Requirements >>
Extract the full set of records, then give each one again exactly.

◆ ◆ ◆ ◆ ◆ ◆ ◆

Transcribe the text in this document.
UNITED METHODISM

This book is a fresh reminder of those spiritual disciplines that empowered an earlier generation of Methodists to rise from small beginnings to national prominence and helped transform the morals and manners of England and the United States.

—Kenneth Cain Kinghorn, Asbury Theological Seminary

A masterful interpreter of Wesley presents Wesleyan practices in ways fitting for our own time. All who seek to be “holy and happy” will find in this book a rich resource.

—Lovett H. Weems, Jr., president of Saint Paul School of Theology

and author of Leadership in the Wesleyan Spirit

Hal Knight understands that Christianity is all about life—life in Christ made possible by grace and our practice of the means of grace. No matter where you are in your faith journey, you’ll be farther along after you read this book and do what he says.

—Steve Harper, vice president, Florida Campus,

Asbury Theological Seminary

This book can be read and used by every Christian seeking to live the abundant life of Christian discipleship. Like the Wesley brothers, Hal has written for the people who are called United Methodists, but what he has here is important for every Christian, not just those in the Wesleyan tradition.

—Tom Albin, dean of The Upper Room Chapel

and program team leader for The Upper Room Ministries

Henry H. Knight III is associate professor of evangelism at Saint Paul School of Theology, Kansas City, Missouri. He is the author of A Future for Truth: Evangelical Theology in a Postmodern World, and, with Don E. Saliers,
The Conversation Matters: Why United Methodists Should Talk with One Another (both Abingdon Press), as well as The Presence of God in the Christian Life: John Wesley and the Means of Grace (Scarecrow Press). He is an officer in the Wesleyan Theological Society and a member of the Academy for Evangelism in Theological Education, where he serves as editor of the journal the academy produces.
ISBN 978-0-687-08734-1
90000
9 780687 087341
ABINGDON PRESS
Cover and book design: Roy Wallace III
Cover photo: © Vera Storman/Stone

◆ ◆ ◆ ◆ ◆ ◆ ◆

Solution >>
Transcribe the text in this document.
UNITED METHODISM

This book is a fresh reminder of those spiritual disciplines that empowered an earlier generation of Methodists to rise from small beginnings to national prominence and helped transform the morals and manners of England and the United States.

—Kenneth Cain Kinghorn, Asbury Theological Seminary

A masterful interpreter of Wesley presents Wesleyan practices in ways fitting for our own time. All who seek to be “holy and happy” will find in this book a rich resource.

—Lovett H. Weems, Jr., president of Saint Paul School of Theology

and author of Leadership in the Wesleyan Spirit

Hal Knight understands that Christianity is all about life—life in Christ made possible by grace and our practice of the means of grace. No matter where you are in your faith journey, you’ll be farther along after you read this book and do what he says.

—Steve Harper, vice president, Florida Campus,

Asbury Theological Seminary

This book can be read and used by every Christian seeking to live the abundant life of Christian discipleship. Like the Wesley brothers, Hal has written for the people who are called United Methodists, but what he has here is important for every Christian, not just those in the Wesleyan tradition.

—Tom Albin, dean of The Upper Room Chapel

and program team leader for The Upper Room Ministries

Henry H. Knight III is associate professor of evangelism at Saint Paul School of Theology, Kansas City, Missouri. He is the author of A Future for Truth: Evangelical Theology in a Postmodern World, and, with Don E. Saliers,
The Conversation Matters: Why United Methodists Should Talk with One Another (both Abingdon Press), as well as The Presence of God in the Christian Life: John Wesley and the Means of Grace (Scarecrow Press). He is an officer in the Wesleyan Theological Society and a member of the Academy for Evangelism in Theological Education, where he serves as editor of the journal the academy produces.
ISBN 978-0-687-08734-1
90000
9 780687 087341
ABINGDON PRESS
Cover and book design: Roy Wallace III
Cover photo: © Vera Storman/Stone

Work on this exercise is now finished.